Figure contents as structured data
------

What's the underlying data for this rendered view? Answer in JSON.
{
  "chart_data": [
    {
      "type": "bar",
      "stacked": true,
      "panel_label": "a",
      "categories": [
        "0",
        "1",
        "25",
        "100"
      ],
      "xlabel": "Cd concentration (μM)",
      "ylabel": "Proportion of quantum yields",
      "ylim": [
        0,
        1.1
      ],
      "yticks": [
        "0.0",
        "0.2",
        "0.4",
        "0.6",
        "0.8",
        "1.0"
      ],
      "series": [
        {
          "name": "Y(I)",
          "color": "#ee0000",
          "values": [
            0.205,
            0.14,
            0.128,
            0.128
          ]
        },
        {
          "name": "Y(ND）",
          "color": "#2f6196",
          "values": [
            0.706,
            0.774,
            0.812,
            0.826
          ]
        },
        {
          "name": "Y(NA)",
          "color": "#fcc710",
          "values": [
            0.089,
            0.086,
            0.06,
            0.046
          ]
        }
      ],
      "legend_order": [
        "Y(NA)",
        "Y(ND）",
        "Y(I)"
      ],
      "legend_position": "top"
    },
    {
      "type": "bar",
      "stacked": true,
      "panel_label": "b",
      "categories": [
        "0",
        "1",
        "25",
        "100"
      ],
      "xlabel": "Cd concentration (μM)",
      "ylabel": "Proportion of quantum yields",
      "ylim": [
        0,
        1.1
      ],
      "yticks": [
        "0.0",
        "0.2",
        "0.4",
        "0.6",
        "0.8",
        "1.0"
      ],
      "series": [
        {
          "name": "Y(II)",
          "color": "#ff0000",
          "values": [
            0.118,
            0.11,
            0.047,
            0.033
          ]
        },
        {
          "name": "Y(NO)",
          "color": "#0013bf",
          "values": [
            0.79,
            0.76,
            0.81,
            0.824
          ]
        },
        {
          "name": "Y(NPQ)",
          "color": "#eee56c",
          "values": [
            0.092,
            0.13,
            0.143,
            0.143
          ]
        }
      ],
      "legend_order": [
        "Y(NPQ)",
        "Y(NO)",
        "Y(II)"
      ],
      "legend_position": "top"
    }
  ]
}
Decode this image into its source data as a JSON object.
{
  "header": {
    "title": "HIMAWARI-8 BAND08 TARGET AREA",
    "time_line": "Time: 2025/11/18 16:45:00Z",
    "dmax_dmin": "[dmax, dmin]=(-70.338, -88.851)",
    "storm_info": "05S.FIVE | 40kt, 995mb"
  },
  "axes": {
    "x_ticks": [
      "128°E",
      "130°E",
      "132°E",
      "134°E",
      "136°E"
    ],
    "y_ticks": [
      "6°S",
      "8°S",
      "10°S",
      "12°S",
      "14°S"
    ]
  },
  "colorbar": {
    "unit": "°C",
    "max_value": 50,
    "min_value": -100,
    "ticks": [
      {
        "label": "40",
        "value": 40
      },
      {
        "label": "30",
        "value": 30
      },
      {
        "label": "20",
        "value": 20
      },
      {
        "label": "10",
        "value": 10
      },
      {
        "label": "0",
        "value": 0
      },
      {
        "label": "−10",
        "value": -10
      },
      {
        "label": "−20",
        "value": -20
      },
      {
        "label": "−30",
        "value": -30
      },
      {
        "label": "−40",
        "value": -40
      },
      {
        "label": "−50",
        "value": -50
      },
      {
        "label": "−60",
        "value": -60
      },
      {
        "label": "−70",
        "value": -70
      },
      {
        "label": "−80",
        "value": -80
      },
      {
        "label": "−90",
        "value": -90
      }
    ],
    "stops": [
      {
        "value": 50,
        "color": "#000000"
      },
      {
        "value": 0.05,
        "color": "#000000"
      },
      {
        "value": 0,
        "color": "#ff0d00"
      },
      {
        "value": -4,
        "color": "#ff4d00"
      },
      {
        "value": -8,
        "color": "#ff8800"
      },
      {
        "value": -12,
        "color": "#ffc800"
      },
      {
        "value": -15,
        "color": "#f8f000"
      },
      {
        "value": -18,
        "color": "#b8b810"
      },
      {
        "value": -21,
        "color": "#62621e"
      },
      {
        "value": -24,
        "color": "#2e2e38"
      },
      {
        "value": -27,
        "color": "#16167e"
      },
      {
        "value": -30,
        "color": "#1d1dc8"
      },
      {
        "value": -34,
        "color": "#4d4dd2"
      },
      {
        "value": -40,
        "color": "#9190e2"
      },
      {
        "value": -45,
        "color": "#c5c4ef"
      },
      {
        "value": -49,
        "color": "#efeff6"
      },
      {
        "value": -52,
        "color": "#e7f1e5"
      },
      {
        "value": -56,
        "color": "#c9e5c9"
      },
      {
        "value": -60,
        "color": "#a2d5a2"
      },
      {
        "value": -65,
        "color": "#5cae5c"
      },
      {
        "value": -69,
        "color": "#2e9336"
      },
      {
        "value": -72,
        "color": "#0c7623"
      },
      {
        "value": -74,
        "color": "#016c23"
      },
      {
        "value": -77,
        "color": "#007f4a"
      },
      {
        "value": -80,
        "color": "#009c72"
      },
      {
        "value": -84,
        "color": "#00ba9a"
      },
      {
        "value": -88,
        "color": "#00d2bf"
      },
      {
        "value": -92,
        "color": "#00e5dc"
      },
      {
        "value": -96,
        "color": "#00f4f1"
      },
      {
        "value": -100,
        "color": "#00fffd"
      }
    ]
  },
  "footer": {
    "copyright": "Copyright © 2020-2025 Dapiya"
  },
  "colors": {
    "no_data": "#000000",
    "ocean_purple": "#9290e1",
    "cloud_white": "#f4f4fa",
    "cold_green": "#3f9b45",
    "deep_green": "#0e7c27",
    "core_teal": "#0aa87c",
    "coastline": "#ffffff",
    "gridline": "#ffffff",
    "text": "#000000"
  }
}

------

▶ Work to complete
Output each record exactly, leaving nothing out.

▶ Task result
What's the underlying data for this rendered view? Answer in JSON.
{
  "chart_data": [
    {
      "type": "bar",
      "stacked": true,
      "panel_label": "a",
      "categories": [
        "0",
        "1",
        "25",
        "100"
      ],
      "xlabel": "Cd concentration (μM)",
      "ylabel": "Proportion of quantum yields",
      "ylim": [
        0,
        1.1
      ],
      "yticks": [
        "0.0",
        "0.2",
        "0.4",
        "0.6",
        "0.8",
        "1.0"
      ],
      "series": [
        {
          "name": "Y(I)",
          "color": "#ee0000",
          "values": [
            0.205,
            0.14,
            0.128,
            0.128
          ]
        },
        {
          "name": "Y(ND）",
          "color": "#2f6196",
          "values": [
            0.706,
            0.774,
            0.812,
            0.826
          ]
        },
        {
          "name": "Y(NA)",
          "color": "#fcc710",
          "values": [
            0.089,
            0.086,
            0.06,
            0.046
          ]
        }
      ],
      "legend_order": [
        "Y(NA)",
        "Y(ND）",
        "Y(I)"
      ],
      "legend_position": "top"
    },
    {
      "type": "bar",
      "stacked": true,
      "panel_label": "b",
      "categories": [
        "0",
        "1",
        "25",
        "100"
      ],
      "xlabel": "Cd concentration (μM)",
      "ylabel": "Proportion of quantum yields",
      "ylim": [
        0,
        1.1
      ],
      "yticks": [
        "0.0",
        "0.2",
        "0.4",
        "0.6",
        "0.8",
        "1.0"
      ],
      "series": [
        {
          "name": "Y(II)",
          "color": "#ff0000",
          "values": [
            0.118,
            0.11,
            0.047,
            0.033
          ]
        },
        {
          "name": "Y(NO)",
          "color": "#0013bf",
          "values": [
            0.79,
            0.76,
            0.81,
            0.824
          ]
        },
        {
          "name": "Y(NPQ)",
          "color": "#eee56c",
          "values": [
            0.092,
            0.13,
            0.143,
            0.143
          ]
        }
      ],
      "legend_order": [
        "Y(NPQ)",
        "Y(NO)",
        "Y(II)"
      ],
      "legend_position": "top"
    }
  ]
}
Decode this image into its source data as a JSON object.
{
  "header": {
    "title": "HIMAWARI-8 BAND08 TARGET AREA",
    "time_line": "Time: 2025/11/18 16:45:00Z",
    "dmax_dmin": "[dmax, dmin]=(-70.338, -88.851)",
    "storm_info": "05S.FIVE | 40kt, 995mb"
  },
  "axes": {
    "x_ticks": [
      "128°E",
      "130°E",
      "132°E",
      "134°E",
      "136°E"
    ],
    "y_ticks": [
      "6°S",
      "8°S",
      "10°S",
      "12°S",
      "14°S"
    ]
  },
  "colorbar": {
    "unit": "°C",
    "max_value": 50,
    "min_value": -100,
    "ticks": [
      {
        "label": "40",
        "value": 40
      },
      {
        "label": "30",
        "value": 30
      },
      {
        "label": "20",
        "value": 20
      },
      {
        "label": "10",
        "value": 10
      },
      {
        "label": "0",
        "value": 0
      },
      {
        "label": "−10",
        "value": -10
      },
      {
        "label": "−20",
        "value": -20
      },
      {
        "label": "−30",
        "value": -30
      },
      {
        "label": "−40",
        "value": -40
      },
      {
        "label": "−50",
        "value": -50
      },
      {
        "label": "−60",
        "value": -60
      },
      {
        "label": "−70",
        "value": -70
      },
      {
        "label": "−80",
        "value": -80
      },
      {
        "label": "−90",
        "value": -90
      }
    ],
    "stops": [
      {
        "value": 50,
        "color": "#000000"
      },
      {
        "value": 0.05,
        "color": "#000000"
      },
      {
        "value": 0,
        "color": "#ff0d00"
      },
      {
        "value": -4,
        "color": "#ff4d00"
      },
      {
        "value": -8,
        "color": "#ff8800"
      },
      {
        "value": -12,
        "color": "#ffc800"
      },
      {
        "value": -15,
        "color": "#f8f000"
      },
      {
        "value": -18,
        "color": "#b8b810"
      },
      {
        "value": -21,
        "color": "#62621e"
      },
      {
        "value": -24,
        "color": "#2e2e38"
      },
      {
        "value": -27,
        "color": "#16167e"
      },
      {
        "value": -30,
        "color": "#1d1dc8"
      },
      {
        "value": -34,
        "color": "#4d4dd2"
      },
      {
        "value": -40,
        "color": "#9190e2"
      },
      {
        "value": -45,
        "color": "#c5c4ef"
      },
      {
        "value": -49,
        "color": "#efeff6"
      },
      {
        "value": -52,
        "color": "#e7f1e5"
      },
      {
        "value": -56,
        "color": "#c9e5c9"
      },
      {
        "value": -60,
        "color": "#a2d5a2"
      },
      {
        "value": -65,
        "color": "#5cae5c"
      },
      {
        "value": -69,
        "color": "#2e9336"
      },
      {
        "value": -72,
        "color": "#0c7623"
      },
      {
        "value": -74,
        "color": "#016c23"
      },
      {
        "value": -77,
        "color": "#007f4a"
      },
      {
        "value": -80,
        "color": "#009c72"
      },
      {
        "value": -84,
        "color": "#00ba9a"
      },
      {
        "value": -88,
        "color": "#00d2bf"
      },
      {
        "value": -92,
        "color": "#00e5dc"
      },
      {
        "value": -96,
        "color": "#00f4f1"
      },
      {
        "value": -100,
        "color": "#00fffd"
      }
    ]
  },
  "footer": {
    "copyright": "Copyright © 2020-2025 Dapiya"
  },
  "colors": {
    "no_data": "#000000",
    "ocean_purple": "#9290e1",
    "cloud_white": "#f4f4fa",
    "cold_green": "#3f9b45",
    "deep_green": "#0e7c27",
    "core_teal": "#0aa87c",
    "coastline": "#ffffff",
    "gridline": "#ffffff",
    "text": "#000000"
  }
}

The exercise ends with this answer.